Problem description >>
Return each line that holds the word "students".

Extracted data >>
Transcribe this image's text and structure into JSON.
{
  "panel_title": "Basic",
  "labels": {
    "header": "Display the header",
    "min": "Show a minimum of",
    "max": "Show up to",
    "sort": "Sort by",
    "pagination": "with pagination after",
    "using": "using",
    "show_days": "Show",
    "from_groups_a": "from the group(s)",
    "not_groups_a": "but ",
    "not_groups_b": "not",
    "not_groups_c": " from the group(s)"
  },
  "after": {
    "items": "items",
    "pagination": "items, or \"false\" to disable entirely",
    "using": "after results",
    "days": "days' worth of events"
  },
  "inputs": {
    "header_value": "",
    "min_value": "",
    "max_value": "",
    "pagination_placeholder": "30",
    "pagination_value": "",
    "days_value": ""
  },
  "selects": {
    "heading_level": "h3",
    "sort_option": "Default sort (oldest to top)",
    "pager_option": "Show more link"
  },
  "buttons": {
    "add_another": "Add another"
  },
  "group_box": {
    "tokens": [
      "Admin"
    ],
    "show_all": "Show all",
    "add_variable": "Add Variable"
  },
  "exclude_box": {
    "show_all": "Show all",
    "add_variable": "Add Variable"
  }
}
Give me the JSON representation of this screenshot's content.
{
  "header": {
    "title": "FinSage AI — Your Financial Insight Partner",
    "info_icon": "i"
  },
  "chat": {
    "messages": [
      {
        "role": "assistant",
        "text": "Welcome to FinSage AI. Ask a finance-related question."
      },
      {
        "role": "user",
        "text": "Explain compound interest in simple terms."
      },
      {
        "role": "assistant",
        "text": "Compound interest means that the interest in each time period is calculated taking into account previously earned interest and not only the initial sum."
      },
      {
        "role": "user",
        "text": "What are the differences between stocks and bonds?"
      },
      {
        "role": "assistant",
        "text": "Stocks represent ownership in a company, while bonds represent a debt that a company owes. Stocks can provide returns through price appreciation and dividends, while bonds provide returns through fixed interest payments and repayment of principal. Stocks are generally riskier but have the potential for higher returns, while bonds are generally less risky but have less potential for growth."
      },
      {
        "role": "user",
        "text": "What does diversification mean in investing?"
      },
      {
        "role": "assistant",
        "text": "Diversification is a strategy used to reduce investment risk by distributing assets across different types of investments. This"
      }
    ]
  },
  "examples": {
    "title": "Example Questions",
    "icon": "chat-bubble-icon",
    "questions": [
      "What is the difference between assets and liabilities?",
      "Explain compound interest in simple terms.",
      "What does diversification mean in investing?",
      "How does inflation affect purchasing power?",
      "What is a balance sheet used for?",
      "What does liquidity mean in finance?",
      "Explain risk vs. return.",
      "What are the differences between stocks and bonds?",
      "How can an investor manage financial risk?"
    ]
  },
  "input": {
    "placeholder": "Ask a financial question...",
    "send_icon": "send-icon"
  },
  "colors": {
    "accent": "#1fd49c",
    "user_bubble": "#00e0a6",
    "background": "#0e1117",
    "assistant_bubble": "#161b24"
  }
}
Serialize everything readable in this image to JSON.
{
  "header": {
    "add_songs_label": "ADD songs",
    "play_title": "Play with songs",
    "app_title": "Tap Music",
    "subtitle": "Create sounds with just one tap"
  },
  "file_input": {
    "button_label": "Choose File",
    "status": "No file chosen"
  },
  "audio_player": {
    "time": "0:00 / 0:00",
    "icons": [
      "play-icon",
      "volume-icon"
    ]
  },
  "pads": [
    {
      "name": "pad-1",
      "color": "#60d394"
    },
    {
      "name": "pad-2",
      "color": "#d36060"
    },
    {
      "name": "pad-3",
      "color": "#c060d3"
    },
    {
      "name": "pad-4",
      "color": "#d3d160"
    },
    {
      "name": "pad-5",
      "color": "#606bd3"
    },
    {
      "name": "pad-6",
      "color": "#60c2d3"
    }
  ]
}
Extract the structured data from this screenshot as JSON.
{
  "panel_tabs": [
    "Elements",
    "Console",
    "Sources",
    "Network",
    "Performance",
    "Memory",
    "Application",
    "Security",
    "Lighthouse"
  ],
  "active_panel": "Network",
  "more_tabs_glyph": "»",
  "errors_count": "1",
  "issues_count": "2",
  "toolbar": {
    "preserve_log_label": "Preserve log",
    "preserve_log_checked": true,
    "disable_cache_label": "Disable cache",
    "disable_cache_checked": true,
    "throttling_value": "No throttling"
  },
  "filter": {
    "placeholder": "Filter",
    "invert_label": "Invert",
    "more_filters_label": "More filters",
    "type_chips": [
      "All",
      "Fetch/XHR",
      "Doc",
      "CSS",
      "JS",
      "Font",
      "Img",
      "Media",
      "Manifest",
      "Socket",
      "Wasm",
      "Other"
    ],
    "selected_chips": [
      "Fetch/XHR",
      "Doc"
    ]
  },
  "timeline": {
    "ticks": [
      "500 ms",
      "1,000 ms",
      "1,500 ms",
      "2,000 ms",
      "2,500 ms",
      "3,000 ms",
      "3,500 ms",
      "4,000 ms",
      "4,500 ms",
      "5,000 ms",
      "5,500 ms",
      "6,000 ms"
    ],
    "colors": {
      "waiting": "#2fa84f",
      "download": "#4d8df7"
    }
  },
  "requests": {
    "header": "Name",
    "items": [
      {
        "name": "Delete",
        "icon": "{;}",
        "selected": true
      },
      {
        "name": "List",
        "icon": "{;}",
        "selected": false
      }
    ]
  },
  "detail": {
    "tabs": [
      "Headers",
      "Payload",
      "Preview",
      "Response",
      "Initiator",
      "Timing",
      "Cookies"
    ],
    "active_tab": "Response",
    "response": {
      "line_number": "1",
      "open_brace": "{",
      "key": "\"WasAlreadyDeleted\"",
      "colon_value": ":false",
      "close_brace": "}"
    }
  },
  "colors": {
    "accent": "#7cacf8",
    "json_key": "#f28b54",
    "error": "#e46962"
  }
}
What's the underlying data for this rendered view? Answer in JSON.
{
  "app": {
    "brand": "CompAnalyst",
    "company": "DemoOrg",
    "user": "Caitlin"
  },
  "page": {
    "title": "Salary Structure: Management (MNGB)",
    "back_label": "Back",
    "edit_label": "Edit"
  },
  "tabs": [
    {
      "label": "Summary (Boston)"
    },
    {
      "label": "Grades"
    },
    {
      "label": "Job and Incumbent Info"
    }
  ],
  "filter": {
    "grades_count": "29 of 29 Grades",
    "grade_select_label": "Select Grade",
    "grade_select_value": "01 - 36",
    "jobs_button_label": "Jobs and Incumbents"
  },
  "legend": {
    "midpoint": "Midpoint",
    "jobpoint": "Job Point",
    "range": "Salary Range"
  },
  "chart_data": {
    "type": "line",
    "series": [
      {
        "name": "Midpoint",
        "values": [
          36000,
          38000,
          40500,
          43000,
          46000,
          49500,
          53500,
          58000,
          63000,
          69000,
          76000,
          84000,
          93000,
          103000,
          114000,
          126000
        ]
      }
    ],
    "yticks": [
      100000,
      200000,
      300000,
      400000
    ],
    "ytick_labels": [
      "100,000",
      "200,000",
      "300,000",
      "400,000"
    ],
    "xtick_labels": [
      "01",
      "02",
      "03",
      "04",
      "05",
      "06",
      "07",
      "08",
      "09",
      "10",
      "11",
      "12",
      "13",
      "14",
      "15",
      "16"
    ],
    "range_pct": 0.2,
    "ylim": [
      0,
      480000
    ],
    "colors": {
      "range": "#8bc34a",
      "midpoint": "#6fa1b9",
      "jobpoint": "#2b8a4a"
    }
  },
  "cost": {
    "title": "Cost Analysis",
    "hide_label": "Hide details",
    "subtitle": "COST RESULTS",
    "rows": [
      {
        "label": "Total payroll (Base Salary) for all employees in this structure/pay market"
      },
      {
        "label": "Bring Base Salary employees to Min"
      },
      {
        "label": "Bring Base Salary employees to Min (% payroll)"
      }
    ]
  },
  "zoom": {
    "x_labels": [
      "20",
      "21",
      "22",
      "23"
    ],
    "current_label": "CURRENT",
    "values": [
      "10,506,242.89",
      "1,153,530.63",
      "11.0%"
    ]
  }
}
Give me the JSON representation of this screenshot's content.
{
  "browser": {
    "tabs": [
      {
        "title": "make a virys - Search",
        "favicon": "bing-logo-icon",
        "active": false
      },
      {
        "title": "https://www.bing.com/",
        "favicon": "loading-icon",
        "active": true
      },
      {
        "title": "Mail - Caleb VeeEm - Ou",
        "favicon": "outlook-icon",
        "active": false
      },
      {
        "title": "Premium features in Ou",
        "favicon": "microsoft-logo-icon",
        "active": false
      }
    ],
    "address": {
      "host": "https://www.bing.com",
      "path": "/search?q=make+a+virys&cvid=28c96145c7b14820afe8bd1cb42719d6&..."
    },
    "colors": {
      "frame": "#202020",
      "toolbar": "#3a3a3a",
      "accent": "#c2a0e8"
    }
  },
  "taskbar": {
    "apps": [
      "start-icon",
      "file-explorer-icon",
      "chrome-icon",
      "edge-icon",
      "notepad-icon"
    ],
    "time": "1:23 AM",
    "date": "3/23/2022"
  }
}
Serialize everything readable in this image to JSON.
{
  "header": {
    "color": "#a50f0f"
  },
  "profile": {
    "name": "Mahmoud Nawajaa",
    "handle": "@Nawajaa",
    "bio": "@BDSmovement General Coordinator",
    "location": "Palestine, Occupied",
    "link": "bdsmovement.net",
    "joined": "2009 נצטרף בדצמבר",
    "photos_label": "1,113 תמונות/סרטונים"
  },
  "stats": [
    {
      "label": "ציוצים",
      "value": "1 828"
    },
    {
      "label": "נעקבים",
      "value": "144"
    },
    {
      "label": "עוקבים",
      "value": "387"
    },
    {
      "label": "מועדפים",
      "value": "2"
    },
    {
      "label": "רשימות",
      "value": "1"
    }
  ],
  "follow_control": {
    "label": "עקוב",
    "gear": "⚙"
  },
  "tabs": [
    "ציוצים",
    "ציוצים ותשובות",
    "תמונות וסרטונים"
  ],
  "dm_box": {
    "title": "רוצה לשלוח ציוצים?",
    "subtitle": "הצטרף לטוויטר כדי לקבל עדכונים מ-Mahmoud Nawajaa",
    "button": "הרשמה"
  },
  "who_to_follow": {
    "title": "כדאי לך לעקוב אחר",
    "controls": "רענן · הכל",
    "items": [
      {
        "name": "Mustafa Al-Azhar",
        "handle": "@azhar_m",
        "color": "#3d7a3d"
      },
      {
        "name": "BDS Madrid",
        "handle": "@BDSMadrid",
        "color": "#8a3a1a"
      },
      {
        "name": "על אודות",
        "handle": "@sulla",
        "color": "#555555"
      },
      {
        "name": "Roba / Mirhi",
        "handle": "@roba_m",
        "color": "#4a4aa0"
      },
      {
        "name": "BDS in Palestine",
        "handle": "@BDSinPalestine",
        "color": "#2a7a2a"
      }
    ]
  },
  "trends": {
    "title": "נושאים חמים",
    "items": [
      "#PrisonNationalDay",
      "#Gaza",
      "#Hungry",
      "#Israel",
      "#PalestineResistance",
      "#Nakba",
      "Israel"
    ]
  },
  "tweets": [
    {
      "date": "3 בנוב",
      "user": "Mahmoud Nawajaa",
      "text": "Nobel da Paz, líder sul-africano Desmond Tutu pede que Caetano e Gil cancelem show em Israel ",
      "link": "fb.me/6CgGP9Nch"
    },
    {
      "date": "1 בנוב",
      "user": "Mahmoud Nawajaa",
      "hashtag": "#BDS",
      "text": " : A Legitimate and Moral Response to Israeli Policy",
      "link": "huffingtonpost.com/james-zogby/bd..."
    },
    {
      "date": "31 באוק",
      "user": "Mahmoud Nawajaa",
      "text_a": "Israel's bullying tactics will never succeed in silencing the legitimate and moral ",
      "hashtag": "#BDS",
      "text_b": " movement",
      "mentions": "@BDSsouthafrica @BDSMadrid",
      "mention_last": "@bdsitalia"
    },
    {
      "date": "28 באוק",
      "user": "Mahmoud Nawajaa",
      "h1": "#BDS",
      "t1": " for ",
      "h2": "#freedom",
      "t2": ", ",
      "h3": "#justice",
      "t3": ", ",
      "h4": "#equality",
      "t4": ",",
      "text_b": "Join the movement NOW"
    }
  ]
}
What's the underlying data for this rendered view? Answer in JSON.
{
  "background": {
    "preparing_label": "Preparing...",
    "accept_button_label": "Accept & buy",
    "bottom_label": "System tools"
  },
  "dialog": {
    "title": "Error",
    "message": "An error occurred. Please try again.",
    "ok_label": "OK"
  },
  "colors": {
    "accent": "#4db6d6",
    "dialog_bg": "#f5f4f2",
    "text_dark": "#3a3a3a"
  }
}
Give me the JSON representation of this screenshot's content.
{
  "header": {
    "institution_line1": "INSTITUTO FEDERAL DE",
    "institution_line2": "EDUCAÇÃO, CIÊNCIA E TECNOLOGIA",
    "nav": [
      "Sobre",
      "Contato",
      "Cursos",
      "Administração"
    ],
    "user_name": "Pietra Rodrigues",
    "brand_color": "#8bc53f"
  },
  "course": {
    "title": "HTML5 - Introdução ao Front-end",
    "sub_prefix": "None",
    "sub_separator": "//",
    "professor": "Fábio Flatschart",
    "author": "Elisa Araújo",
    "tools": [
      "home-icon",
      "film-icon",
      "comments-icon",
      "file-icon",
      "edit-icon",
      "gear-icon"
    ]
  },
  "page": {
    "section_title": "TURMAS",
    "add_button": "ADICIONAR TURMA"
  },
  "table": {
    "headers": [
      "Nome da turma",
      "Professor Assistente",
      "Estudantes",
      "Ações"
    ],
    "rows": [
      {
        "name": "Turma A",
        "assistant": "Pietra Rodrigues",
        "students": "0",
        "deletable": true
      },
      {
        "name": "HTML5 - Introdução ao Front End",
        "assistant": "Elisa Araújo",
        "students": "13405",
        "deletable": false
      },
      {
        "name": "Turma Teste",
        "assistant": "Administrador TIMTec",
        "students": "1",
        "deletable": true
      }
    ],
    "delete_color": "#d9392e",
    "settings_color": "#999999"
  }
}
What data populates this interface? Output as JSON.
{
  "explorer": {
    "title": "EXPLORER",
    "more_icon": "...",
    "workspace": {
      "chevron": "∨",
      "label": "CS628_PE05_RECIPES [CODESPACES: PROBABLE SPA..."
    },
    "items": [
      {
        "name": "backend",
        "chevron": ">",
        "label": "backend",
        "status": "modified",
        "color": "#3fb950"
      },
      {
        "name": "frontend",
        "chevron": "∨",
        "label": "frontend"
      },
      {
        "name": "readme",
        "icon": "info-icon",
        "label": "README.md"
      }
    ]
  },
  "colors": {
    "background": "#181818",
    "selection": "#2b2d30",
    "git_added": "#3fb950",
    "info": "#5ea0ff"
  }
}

Solved problem >>
        "students": "0",
        "students": "13405",
        "students": "1",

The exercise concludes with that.